• _OBJECTIVE_:
Extract every line from the records below that contains the word "screenshot".

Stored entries
========================================
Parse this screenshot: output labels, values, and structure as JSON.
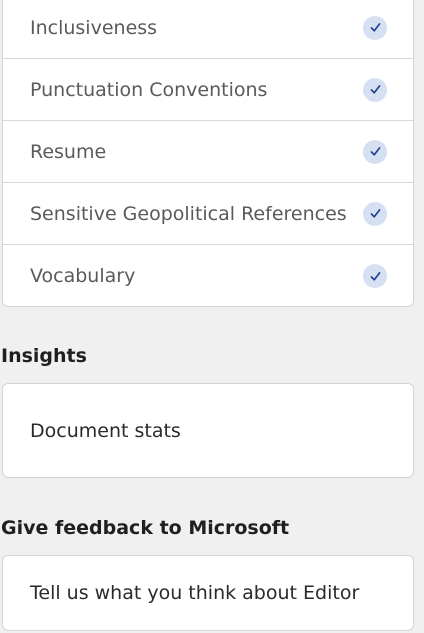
{
  "checks": {
    "items": [
      {
        "label": "Inclusiveness",
        "icon": "checkmark-icon",
        "checked": true
      },
      {
        "label": "Punctuation Conventions",
        "icon": "checkmark-icon",
        "checked": true
      },
      {
        "label": "Resume",
        "icon": "checkmark-icon",
        "checked": true
      },
      {
        "label": "Sensitive Geopolitical References",
        "icon": "checkmark-icon",
        "checked": true
      },
      {
        "label": "Vocabulary",
        "icon": "checkmark-icon",
        "checked": true
      }
    ]
  },
  "insights": {
    "heading": "Insights",
    "document_stats_label": "Document stats"
  },
  "feedback": {
    "heading": "Give feedback to Microsoft",
    "link_label": "Tell us what you think about Editor"
  },
  "colors": {
    "background": "#f0f0f0",
    "card": "#ffffff",
    "check_circle": "#d5e0f3",
    "check_mark": "#1f3f8f"
  }
}
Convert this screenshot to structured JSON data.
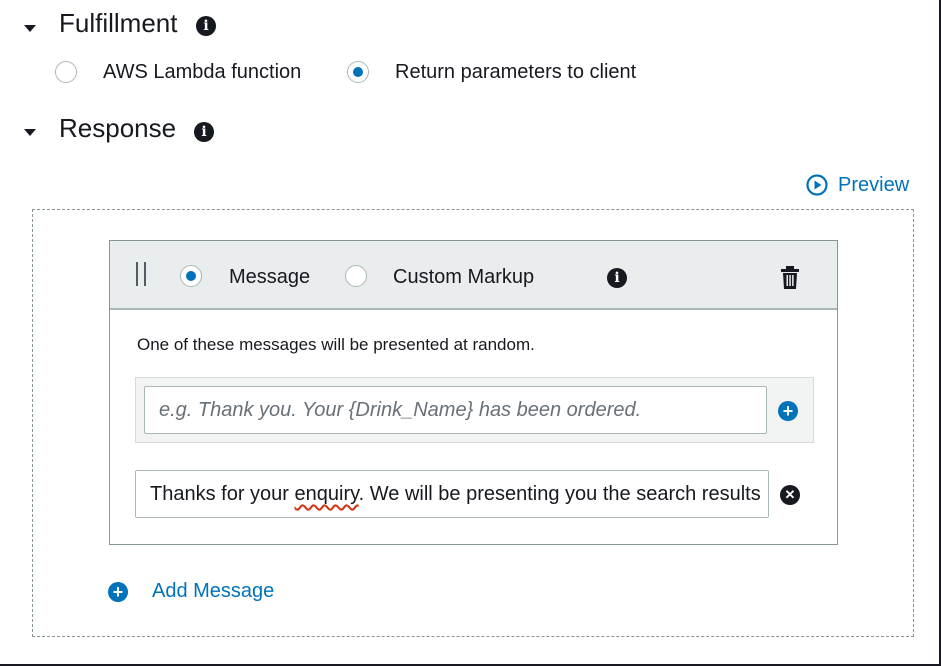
{
  "fulfillment": {
    "title": "Fulfillment",
    "options": [
      {
        "label": "AWS Lambda function",
        "selected": false
      },
      {
        "label": "Return parameters to client",
        "selected": true
      }
    ]
  },
  "response": {
    "title": "Response",
    "preview_label": "Preview",
    "card": {
      "type_options": [
        {
          "label": "Message",
          "selected": true
        },
        {
          "label": "Custom Markup",
          "selected": false
        }
      ],
      "help_text": "One of these messages will be presented at random.",
      "new_message_placeholder": "e.g. Thank you. Your {Drink_Name} has been ordered.",
      "message_before": "Thanks for your ",
      "message_misspelled": "enquiry",
      "message_after": ". We will be presenting you the search results"
    },
    "add_message_label": "Add Message"
  },
  "colors": {
    "accent": "#0073bb",
    "text": "#16191f",
    "header_bg": "#eaeded"
  },
  "icons": [
    "caret-down-icon",
    "info-icon",
    "play-circle-icon",
    "drag-handle-icon",
    "trash-icon",
    "add-circle-icon",
    "remove-circle-icon"
  ]
}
========================================
• _SOLUTION FOR THIS TASK_:
Parse this screenshot: output labels, values, and structure as JSON.
Convert this screenshot to structured JSON data.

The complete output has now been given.